> What is expected:
The data follows this line. Copy verbatim the line with "Give me a plain-text" and each line after it to the end.

Source data:
## START

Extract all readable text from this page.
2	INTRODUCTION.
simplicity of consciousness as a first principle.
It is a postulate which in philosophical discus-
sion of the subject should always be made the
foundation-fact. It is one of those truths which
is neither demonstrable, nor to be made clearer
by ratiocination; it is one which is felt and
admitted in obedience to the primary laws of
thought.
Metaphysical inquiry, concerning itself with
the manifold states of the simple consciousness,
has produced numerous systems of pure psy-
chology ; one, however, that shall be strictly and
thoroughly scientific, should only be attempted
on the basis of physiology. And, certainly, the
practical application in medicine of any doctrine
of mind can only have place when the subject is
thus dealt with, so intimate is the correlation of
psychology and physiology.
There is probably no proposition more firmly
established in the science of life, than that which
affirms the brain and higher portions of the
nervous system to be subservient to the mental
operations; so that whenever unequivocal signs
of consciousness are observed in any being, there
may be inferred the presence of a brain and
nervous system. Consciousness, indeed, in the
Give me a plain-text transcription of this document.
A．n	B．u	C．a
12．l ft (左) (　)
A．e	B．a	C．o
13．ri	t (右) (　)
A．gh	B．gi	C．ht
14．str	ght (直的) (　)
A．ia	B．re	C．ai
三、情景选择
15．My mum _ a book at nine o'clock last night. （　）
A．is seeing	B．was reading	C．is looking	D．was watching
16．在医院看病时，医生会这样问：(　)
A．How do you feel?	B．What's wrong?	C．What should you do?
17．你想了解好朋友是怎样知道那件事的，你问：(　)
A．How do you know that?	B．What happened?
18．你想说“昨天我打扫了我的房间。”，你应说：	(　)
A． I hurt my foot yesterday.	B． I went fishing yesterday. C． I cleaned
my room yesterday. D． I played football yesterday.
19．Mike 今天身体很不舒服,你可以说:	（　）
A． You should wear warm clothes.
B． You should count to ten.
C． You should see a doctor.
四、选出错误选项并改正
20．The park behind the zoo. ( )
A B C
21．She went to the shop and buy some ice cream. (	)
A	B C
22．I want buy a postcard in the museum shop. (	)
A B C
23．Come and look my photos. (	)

## END

> Finished task:
Give me a plain-text transcription of this document.
A．n	B．u	C．a
12．l ft (左) (　)
A．e	B．a	C．o
13．ri	t (右) (　)
A．gh	B．gi	C．ht
14．str	ght (直的) (　)
A．ia	B．re	C．ai
三、情景选择
15．My mum _ a book at nine o'clock last night. （　）
A．is seeing	B．was reading	C．is looking	D．was watching
16．在医院看病时，医生会这样问：(　)
A．How do you feel?	B．What's wrong?	C．What should you do?
17．你想了解好朋友是怎样知道那件事的，你问：(　)
A．How do you know that?	B．What happened?
18．你想说“昨天我打扫了我的房间。”，你应说：	(　)
A． I hurt my foot yesterday.	B． I went fishing yesterday. C． I cleaned
my room yesterday. D． I played football yesterday.
19．Mike 今天身体很不舒服,你可以说:	（　）
A． You should wear warm clothes.
B． You should count to ten.
C． You should see a doctor.
四、选出错误选项并改正
20．The park behind the zoo. ( )
A B C
21．She went to the shop and buy some ice cream. (	)
A	B C
22．I want buy a postcard in the museum shop. (	)
A B C
23．Come and look my photos. (	)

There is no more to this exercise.